**Exercise:** Find the string "content" in the listing and report every line that has it.

**Supplied records:**
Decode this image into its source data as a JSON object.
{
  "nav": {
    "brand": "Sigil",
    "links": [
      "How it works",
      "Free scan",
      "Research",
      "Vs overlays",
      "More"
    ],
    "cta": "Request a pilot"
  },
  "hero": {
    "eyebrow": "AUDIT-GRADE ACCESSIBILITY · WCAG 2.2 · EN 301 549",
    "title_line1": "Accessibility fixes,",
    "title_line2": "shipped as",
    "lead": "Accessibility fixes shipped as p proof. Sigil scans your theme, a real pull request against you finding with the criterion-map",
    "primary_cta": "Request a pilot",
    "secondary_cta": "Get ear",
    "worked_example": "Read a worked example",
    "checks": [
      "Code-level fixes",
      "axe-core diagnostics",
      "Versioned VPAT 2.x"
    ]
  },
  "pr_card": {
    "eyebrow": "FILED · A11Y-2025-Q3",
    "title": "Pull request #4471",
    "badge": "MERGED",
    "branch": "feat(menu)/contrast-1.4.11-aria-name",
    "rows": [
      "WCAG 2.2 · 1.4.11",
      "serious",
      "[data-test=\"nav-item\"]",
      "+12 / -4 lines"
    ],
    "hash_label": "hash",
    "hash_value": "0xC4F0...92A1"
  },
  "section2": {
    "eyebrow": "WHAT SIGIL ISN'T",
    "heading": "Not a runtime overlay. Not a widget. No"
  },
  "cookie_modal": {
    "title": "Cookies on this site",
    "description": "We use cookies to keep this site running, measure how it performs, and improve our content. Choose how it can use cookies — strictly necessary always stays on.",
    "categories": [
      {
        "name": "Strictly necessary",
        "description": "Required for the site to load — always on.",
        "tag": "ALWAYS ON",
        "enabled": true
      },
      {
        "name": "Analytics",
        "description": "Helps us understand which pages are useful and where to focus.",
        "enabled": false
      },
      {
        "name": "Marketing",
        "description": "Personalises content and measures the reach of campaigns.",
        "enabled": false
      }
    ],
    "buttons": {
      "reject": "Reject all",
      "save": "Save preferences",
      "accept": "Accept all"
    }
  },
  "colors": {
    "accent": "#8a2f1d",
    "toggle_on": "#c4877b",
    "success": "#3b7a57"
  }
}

...

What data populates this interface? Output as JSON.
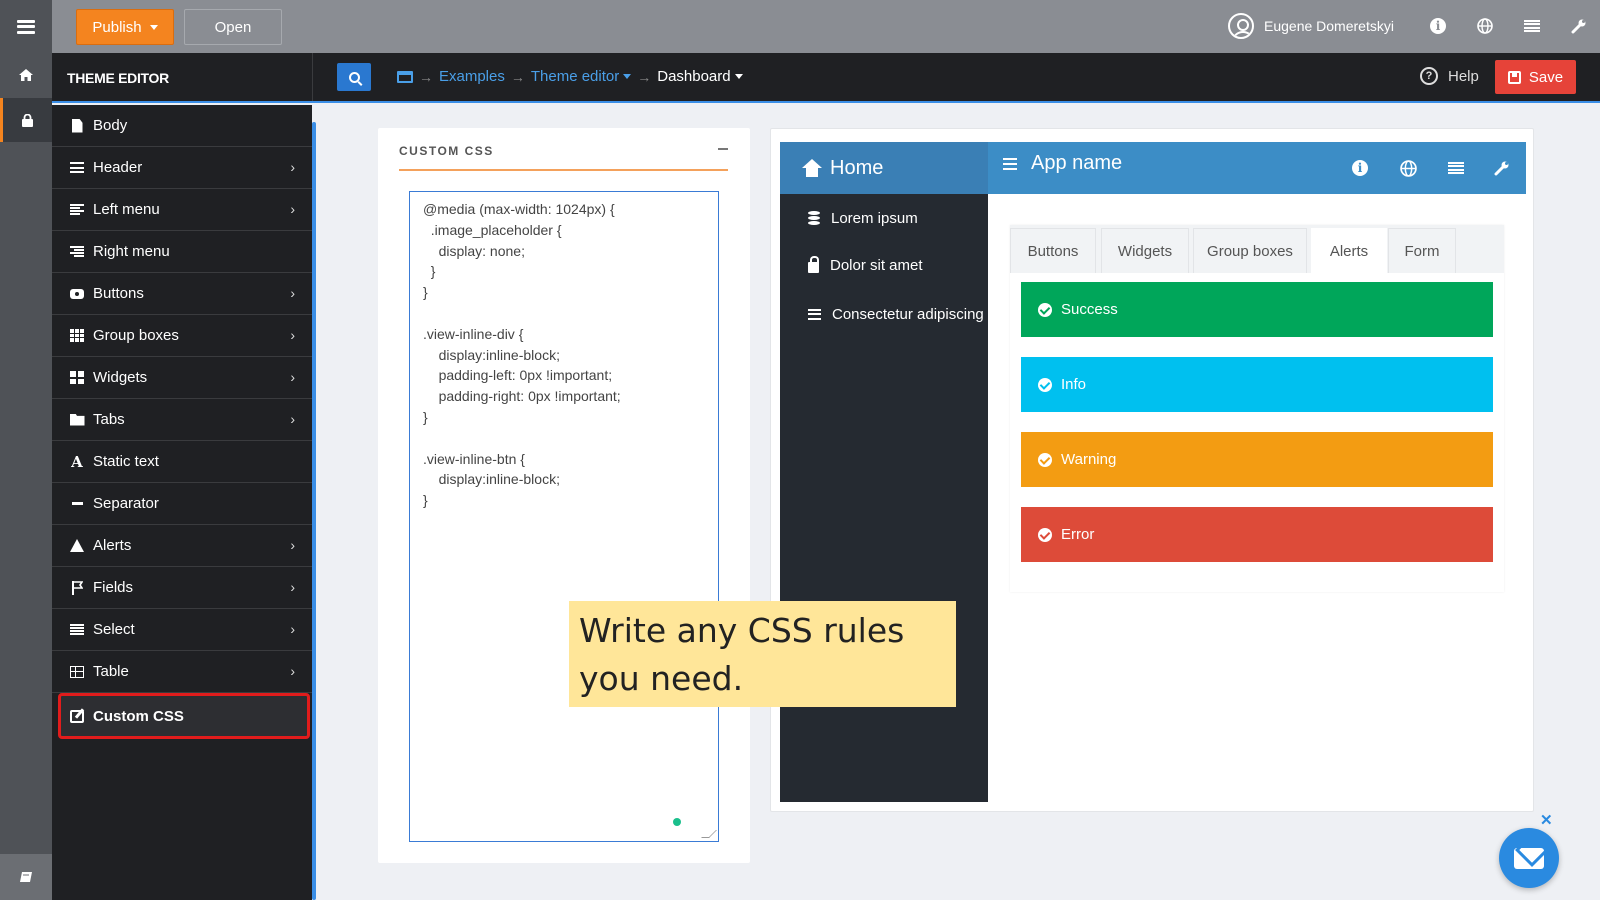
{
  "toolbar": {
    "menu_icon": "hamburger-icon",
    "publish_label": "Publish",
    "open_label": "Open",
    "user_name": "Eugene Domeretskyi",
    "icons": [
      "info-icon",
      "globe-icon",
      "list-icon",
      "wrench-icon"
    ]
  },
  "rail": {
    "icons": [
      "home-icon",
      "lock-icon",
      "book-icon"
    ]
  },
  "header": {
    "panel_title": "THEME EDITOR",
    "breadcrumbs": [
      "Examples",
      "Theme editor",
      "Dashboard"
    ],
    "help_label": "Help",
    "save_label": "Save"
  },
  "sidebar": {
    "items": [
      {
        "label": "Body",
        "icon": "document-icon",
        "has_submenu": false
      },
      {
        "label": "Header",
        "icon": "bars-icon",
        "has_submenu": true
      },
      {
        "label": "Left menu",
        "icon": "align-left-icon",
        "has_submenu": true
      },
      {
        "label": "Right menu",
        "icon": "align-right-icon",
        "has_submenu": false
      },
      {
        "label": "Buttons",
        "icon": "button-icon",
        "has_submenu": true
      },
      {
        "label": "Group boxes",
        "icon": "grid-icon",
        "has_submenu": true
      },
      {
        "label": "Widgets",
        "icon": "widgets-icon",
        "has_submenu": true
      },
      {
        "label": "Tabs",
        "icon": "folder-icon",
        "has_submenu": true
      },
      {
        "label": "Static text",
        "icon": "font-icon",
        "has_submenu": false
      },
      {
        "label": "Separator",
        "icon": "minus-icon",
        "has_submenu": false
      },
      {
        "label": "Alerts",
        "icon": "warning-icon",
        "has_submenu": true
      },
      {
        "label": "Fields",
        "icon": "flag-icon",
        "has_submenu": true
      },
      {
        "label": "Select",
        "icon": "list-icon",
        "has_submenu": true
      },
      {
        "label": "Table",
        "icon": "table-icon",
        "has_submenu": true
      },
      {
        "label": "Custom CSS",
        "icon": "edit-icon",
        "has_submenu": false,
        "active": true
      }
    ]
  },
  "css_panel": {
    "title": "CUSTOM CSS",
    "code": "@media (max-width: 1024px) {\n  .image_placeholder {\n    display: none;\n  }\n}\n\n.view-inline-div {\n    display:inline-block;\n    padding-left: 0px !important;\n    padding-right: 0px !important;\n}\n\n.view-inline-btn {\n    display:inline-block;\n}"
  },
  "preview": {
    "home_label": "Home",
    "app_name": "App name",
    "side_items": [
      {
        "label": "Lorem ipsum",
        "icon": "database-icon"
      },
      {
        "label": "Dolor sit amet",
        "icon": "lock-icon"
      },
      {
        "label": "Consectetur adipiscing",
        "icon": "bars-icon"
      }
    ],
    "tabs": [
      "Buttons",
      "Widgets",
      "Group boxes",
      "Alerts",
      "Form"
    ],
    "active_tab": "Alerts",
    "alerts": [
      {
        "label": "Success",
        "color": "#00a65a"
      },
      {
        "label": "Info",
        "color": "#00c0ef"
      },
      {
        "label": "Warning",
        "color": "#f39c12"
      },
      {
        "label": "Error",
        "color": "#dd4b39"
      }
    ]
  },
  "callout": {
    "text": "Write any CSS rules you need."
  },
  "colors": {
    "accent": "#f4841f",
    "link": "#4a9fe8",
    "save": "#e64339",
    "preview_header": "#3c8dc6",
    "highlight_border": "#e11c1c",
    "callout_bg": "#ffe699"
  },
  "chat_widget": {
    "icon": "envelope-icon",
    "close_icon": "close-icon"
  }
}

**Output:**
    "description": "We use cookies to keep this site running, measure how it performs, and improve our content. Choose how it can use cookies — strictly necessary always stays on.",
        "description": "Personalises content and measures the reach of campaigns.",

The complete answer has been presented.